begin Records for the task

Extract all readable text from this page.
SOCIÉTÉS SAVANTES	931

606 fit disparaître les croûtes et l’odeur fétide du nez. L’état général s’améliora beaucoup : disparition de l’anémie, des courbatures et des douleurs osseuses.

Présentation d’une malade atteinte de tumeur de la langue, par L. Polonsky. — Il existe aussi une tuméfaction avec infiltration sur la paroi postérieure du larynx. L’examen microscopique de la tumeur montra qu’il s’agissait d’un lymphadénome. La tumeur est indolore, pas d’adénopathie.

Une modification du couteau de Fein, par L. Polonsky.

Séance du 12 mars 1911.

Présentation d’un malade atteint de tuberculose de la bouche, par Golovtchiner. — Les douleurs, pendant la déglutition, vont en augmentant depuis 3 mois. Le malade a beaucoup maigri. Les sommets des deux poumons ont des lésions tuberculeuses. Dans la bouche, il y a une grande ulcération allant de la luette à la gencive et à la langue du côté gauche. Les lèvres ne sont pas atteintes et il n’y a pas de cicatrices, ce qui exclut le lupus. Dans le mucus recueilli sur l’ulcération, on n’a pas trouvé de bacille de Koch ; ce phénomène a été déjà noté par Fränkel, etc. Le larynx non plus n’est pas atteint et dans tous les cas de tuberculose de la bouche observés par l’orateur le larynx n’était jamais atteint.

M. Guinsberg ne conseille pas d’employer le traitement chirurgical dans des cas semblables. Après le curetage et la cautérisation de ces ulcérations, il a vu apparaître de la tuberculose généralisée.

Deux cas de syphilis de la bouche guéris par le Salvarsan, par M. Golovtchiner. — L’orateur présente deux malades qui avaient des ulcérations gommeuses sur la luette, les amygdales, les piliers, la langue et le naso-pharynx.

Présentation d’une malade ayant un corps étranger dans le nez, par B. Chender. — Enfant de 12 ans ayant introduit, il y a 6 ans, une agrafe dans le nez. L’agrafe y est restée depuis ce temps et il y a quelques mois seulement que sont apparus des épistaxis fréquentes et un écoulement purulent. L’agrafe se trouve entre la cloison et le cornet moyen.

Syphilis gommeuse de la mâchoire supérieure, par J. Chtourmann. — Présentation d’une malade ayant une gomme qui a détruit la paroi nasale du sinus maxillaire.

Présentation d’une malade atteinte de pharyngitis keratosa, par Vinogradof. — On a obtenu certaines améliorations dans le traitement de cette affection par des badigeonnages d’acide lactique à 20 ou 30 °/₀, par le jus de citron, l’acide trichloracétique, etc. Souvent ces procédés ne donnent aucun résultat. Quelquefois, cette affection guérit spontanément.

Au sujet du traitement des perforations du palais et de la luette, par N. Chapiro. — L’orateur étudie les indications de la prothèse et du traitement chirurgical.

end Records for the task

> _Written instruction_: Search the records above for the string "ulcérations". Copy every line that contains it.

> _Correct response_:
M. Guinsberg ne conseille pas d’employer le traitement chirurgical dans des cas semblables. Après le curetage et la cautérisation de ces ulcérations, il a vu apparaître de la tuberculose généralisée.
Deux cas de syphilis de la bouche guéris par le Salvarsan, par M. Golovtchiner. — L’orateur présente deux malades qui avaient des ulcérations gommeuses sur la luette, les amygdales, les piliers, la langue et le naso-pharynx.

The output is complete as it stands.